- [What you will do]
Copy out each line below exactly as written.

*** Opening Material provided ***

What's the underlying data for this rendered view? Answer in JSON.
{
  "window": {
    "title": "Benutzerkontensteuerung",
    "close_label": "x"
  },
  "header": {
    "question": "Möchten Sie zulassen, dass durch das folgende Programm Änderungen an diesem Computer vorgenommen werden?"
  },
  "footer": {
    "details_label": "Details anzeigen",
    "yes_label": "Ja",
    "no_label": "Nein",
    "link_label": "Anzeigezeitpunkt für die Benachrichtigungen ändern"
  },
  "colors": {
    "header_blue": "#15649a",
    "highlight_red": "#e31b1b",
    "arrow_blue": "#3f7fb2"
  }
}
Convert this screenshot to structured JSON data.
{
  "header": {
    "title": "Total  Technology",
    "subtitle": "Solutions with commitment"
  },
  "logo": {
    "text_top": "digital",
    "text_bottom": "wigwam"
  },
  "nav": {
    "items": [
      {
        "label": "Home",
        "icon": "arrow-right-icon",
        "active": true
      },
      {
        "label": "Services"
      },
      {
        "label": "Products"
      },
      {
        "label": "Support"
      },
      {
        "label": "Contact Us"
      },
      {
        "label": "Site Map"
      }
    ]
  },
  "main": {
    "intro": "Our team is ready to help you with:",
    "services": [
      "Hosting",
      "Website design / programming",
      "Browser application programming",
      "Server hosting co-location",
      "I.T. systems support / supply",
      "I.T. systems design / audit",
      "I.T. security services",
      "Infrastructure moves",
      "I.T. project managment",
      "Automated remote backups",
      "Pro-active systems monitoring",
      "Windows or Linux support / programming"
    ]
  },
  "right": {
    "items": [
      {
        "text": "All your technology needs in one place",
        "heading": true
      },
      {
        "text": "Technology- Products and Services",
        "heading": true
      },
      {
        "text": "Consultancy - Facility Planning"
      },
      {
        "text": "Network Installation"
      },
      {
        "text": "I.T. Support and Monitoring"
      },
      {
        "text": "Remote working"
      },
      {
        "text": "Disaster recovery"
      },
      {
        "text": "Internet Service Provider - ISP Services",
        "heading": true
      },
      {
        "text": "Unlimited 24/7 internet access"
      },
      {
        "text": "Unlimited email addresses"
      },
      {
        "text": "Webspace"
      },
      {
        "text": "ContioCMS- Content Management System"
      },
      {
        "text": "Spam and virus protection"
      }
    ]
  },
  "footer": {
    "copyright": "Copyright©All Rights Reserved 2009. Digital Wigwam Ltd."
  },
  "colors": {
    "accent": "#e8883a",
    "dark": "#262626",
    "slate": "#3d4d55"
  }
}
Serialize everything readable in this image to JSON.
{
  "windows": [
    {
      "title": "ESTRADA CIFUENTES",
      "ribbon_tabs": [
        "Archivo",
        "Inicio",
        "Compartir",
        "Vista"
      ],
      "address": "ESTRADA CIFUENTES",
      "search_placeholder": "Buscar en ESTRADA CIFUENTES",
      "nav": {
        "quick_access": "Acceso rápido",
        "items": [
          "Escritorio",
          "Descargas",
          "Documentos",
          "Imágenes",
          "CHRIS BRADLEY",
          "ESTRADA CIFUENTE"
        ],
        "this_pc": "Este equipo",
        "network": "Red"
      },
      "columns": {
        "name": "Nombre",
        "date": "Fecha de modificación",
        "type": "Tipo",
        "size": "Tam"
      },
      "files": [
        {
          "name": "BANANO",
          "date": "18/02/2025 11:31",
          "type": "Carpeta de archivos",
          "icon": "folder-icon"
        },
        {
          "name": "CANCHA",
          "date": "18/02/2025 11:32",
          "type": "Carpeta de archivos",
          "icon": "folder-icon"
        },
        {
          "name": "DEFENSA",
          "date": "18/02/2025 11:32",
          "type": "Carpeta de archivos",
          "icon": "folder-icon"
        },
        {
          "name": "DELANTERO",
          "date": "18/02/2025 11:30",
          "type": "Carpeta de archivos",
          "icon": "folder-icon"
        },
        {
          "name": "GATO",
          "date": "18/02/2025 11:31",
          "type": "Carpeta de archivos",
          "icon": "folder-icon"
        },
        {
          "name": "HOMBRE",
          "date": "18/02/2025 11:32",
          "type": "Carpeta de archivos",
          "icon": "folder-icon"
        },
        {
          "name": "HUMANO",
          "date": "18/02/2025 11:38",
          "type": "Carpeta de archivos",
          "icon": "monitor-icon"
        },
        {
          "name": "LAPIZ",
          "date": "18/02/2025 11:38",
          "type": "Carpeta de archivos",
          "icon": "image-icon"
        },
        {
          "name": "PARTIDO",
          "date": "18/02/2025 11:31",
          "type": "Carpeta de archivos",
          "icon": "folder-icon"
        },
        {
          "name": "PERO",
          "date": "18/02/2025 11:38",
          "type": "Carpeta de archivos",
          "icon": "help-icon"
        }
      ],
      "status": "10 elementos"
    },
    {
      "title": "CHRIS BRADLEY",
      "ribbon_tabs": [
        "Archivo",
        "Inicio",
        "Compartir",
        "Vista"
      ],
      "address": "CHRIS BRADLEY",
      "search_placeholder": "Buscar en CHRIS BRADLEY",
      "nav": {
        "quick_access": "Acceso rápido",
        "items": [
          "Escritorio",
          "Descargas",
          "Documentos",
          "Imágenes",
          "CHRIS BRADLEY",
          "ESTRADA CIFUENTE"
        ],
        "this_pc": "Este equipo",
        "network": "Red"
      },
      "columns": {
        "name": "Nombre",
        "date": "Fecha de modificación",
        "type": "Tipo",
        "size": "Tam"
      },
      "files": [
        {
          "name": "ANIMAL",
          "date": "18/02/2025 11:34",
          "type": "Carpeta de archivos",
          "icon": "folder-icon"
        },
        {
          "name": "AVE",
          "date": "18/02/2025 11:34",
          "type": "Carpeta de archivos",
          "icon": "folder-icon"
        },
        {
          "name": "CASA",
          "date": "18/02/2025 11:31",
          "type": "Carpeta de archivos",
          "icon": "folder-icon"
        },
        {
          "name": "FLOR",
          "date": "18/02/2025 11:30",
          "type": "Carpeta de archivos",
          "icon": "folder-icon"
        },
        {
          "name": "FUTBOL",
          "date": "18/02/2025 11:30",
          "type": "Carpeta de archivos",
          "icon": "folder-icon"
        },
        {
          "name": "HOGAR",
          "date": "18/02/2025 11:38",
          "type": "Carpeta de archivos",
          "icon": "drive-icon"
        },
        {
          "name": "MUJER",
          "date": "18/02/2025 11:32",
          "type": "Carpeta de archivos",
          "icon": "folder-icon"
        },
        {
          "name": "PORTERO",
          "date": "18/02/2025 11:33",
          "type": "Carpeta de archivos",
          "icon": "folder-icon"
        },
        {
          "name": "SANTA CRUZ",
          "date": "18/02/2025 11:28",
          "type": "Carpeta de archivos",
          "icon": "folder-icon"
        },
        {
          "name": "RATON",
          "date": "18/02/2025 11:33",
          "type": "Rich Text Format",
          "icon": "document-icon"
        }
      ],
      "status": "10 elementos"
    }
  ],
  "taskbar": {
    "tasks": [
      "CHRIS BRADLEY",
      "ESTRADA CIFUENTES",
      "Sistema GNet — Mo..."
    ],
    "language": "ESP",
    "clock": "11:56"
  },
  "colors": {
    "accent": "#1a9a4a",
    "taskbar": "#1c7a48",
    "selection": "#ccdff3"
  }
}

*** Closing Material provided ***

- [Expected output]
What's the underlying data for this rendered view? Answer in JSON.
{
  "window": {
    "title": "Benutzerkontensteuerung",
    "close_label": "x"
  },
  "header": {
    "question": "Möchten Sie zulassen, dass durch das folgende Programm Änderungen an diesem Computer vorgenommen werden?"
  },
  "footer": {
    "details_label": "Details anzeigen",
    "yes_label": "Ja",
    "no_label": "Nein",
    "link_label": "Anzeigezeitpunkt für die Benachrichtigungen ändern"
  },
  "colors": {
    "header_blue": "#15649a",
    "highlight_red": "#e31b1b",
    "arrow_blue": "#3f7fb2"
  }
}
Convert this screenshot to structured JSON data.
{
  "header": {
    "title": "Total  Technology",
    "subtitle": "Solutions with commitment"
  },
  "logo": {
    "text_top": "digital",
    "text_bottom": "wigwam"
  },
  "nav": {
    "items": [
      {
        "label": "Home",
        "icon": "arrow-right-icon",
        "active": true
      },
      {
        "label": "Services"
      },
      {
        "label": "Products"
      },
      {
        "label": "Support"
      },
      {
        "label": "Contact Us"
      },
      {
        "label": "Site Map"
      }
    ]
  },
  "main": {
    "intro": "Our team is ready to help you with:",
    "services": [
      "Hosting",
      "Website design / programming",
      "Browser application programming",
      "Server hosting co-location",
      "I.T. systems support / supply",
      "I.T. systems design / audit",
      "I.T. security services",
      "Infrastructure moves",
      "I.T. project managment",
      "Automated remote backups",
      "Pro-active systems monitoring",
      "Windows or Linux support / programming"
    ]
  },
  "right": {
    "items": [
      {
        "text": "All your technology needs in one place",
        "heading": true
      },
      {
        "text": "Technology- Products and Services",
        "heading": true
      },
      {
        "text": "Consultancy - Facility Planning"
      },
      {
        "text": "Network Installation"
      },
      {
        "text": "I.T. Support and Monitoring"
      },
      {
        "text": "Remote working"
      },
      {
        "text": "Disaster recovery"
      },
      {
        "text": "Internet Service Provider - ISP Services",
        "heading": true
      },
      {
        "text": "Unlimited 24/7 internet access"
      },
      {
        "text": "Unlimited email addresses"
      },
      {
        "text": "Webspace"
      },
      {
        "text": "ContioCMS- Content Management System"
      },
      {
        "text": "Spam and virus protection"
      }
    ]
  },
  "footer": {
    "copyright": "Copyright©All Rights Reserved 2009. Digital Wigwam Ltd."
  },
  "colors": {
    "accent": "#e8883a",
    "dark": "#262626",
    "slate": "#3d4d55"
  }
}
Serialize everything readable in this image to JSON.
{
  "windows": [
    {
      "title": "ESTRADA CIFUENTES",
      "ribbon_tabs": [
        "Archivo",
        "Inicio",
        "Compartir",
        "Vista"
      ],
      "address": "ESTRADA CIFUENTES",
      "search_placeholder": "Buscar en ESTRADA CIFUENTES",
      "nav": {
        "quick_access": "Acceso rápido",
        "items": [
          "Escritorio",
          "Descargas",
          "Documentos",
          "Imágenes",
          "CHRIS BRADLEY",
          "ESTRADA CIFUENTE"
        ],
        "this_pc": "Este equipo",
        "network": "Red"
      },
      "columns": {
        "name": "Nombre",
        "date": "Fecha de modificación",
        "type": "Tipo",
        "size": "Tam"
      },
      "files": [
        {
          "name": "BANANO",
          "date": "18/02/2025 11:31",
          "type": "Carpeta de archivos",
          "icon": "folder-icon"
        },
        {
          "name": "CANCHA",
          "date": "18/02/2025 11:32",
          "type": "Carpeta de archivos",
          "icon": "folder-icon"
        },
        {
          "name": "DEFENSA",
          "date": "18/02/2025 11:32",
          "type": "Carpeta de archivos",
          "icon": "folder-icon"
        },
        {
          "name": "DELANTERO",
          "date": "18/02/2025 11:30",
          "type": "Carpeta de archivos",
          "icon": "folder-icon"
        },
        {
          "name": "GATO",
          "date": "18/02/2025 11:31",
          "type": "Carpeta de archivos",
          "icon": "folder-icon"
        },
        {
          "name": "HOMBRE",
          "date": "18/02/2025 11:32",
          "type": "Carpeta de archivos",
          "icon": "folder-icon"
        },
        {
          "name": "HUMANO",
          "date": "18/02/2025 11:38",
          "type": "Carpeta de archivos",
          "icon": "monitor-icon"
        },
        {
          "name": "LAPIZ",
          "date": "18/02/2025 11:38",
          "type": "Carpeta de archivos",
          "icon": "image-icon"
        },
        {
          "name": "PARTIDO",
          "date": "18/02/2025 11:31",
          "type": "Carpeta de archivos",
          "icon": "folder-icon"
        },
        {
          "name": "PERO",
          "date": "18/02/2025 11:38",
          "type": "Carpeta de archivos",
          "icon": "help-icon"
        }
      ],
      "status": "10 elementos"
    },
    {
      "title": "CHRIS BRADLEY",
      "ribbon_tabs": [
        "Archivo",
        "Inicio",
        "Compartir",
        "Vista"
      ],
      "address": "CHRIS BRADLEY",
      "search_placeholder": "Buscar en CHRIS BRADLEY",
      "nav": {
        "quick_access": "Acceso rápido",
        "items": [
          "Escritorio",
          "Descargas",
          "Documentos",
          "Imágenes",
          "CHRIS BRADLEY",
          "ESTRADA CIFUENTE"
        ],
        "this_pc": "Este equipo",
        "network": "Red"
      },
      "columns": {
        "name": "Nombre",
        "date": "Fecha de modificación",
        "type": "Tipo",
        "size": "Tam"
      },
      "files": [
        {
          "name": "ANIMAL",
          "date": "18/02/2025 11:34",
          "type": "Carpeta de archivos",
          "icon": "folder-icon"
        },
        {
          "name": "AVE",
          "date": "18/02/2025 11:34",
          "type": "Carpeta de archivos",
          "icon": "folder-icon"
        },
        {
          "name": "CASA",
          "date": "18/02/2025 11:31",
          "type": "Carpeta de archivos",
          "icon": "folder-icon"
        },
        {
          "name": "FLOR",
          "date": "18/02/2025 11:30",
          "type": "Carpeta de archivos",
          "icon": "folder-icon"
        },
        {
          "name": "FUTBOL",
          "date": "18/02/2025 11:30",
          "type": "Carpeta de archivos",
          "icon": "folder-icon"
        },
        {
          "name": "HOGAR",
          "date": "18/02/2025 11:38",
          "type": "Carpeta de archivos",
          "icon": "drive-icon"
        },
        {
          "name": "MUJER",
          "date": "18/02/2025 11:32",
          "type": "Carpeta de archivos",
          "icon": "folder-icon"
        },
        {
          "name": "PORTERO",
          "date": "18/02/2025 11:33",
          "type": "Carpeta de archivos",
          "icon": "folder-icon"
        },
        {
          "name": "SANTA CRUZ",
          "date": "18/02/2025 11:28",
          "type": "Carpeta de archivos",
          "icon": "folder-icon"
        },
        {
          "name": "RATON",
          "date": "18/02/2025 11:33",
          "type": "Rich Text Format",
          "icon": "document-icon"
        }
      ],
      "status": "10 elementos"
    }
  ],
  "taskbar": {
    "tasks": [
      "CHRIS BRADLEY",
      "ESTRADA CIFUENTES",
      "Sistema GNet — Mo..."
    ],
    "language": "ESP",
    "clock": "11:56"
  },
  "colors": {
    "accent": "#1a9a4a",
    "taskbar": "#1c7a48",
    "selection": "#ccdff3"
  }
}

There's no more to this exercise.